→ Saved data entries:
════════════════
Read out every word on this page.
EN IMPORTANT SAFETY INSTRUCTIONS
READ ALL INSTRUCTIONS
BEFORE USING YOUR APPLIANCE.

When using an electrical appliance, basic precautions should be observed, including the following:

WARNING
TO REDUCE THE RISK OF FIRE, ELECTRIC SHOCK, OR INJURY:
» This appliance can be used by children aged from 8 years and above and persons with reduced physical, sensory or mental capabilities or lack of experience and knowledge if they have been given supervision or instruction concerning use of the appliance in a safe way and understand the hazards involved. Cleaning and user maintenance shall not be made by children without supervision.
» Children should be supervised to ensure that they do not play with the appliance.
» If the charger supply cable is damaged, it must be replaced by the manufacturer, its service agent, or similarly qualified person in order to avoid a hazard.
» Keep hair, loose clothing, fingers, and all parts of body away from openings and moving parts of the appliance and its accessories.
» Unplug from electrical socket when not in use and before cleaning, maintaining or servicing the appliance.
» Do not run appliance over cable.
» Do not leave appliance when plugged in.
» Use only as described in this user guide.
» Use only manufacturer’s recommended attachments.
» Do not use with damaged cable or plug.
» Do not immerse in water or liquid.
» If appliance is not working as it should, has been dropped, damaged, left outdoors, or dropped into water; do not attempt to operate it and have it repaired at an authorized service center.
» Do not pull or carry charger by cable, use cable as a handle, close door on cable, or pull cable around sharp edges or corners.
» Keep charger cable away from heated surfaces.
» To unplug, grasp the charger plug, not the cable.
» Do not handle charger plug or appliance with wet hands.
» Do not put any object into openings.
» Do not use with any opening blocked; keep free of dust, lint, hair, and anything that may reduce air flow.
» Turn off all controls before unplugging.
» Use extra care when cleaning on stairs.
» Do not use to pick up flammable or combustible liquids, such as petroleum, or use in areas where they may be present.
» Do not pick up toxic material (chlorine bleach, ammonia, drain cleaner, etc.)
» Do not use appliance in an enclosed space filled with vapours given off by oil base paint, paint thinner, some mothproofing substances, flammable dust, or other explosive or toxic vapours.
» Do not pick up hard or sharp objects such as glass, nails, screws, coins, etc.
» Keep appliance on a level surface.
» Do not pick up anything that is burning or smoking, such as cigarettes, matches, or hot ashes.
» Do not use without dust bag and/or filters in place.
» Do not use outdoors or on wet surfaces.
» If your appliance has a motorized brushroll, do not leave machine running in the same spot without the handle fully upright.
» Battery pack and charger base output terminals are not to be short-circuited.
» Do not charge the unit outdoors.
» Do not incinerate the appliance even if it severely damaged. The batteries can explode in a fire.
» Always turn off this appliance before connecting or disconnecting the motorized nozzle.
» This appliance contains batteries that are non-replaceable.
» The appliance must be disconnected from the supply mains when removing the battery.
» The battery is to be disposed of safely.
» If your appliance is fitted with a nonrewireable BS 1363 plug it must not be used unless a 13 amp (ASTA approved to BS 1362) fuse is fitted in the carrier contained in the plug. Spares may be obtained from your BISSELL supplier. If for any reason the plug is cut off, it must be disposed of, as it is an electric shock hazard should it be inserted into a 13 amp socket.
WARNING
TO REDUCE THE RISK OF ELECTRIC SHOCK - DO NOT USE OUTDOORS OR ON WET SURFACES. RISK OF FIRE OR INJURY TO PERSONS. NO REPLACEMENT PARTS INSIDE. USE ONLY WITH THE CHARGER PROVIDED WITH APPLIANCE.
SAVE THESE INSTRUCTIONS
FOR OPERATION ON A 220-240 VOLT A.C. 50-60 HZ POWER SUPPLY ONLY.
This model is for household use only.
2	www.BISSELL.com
════════════════
Find every line that has "electrical" in it, then return those lines.

→ Complete output:
When using an electrical appliance, basic precautions should be observed, including the following:
» Unplug from electrical socket when not in use and before cleaning, maintaining or servicing the appliance.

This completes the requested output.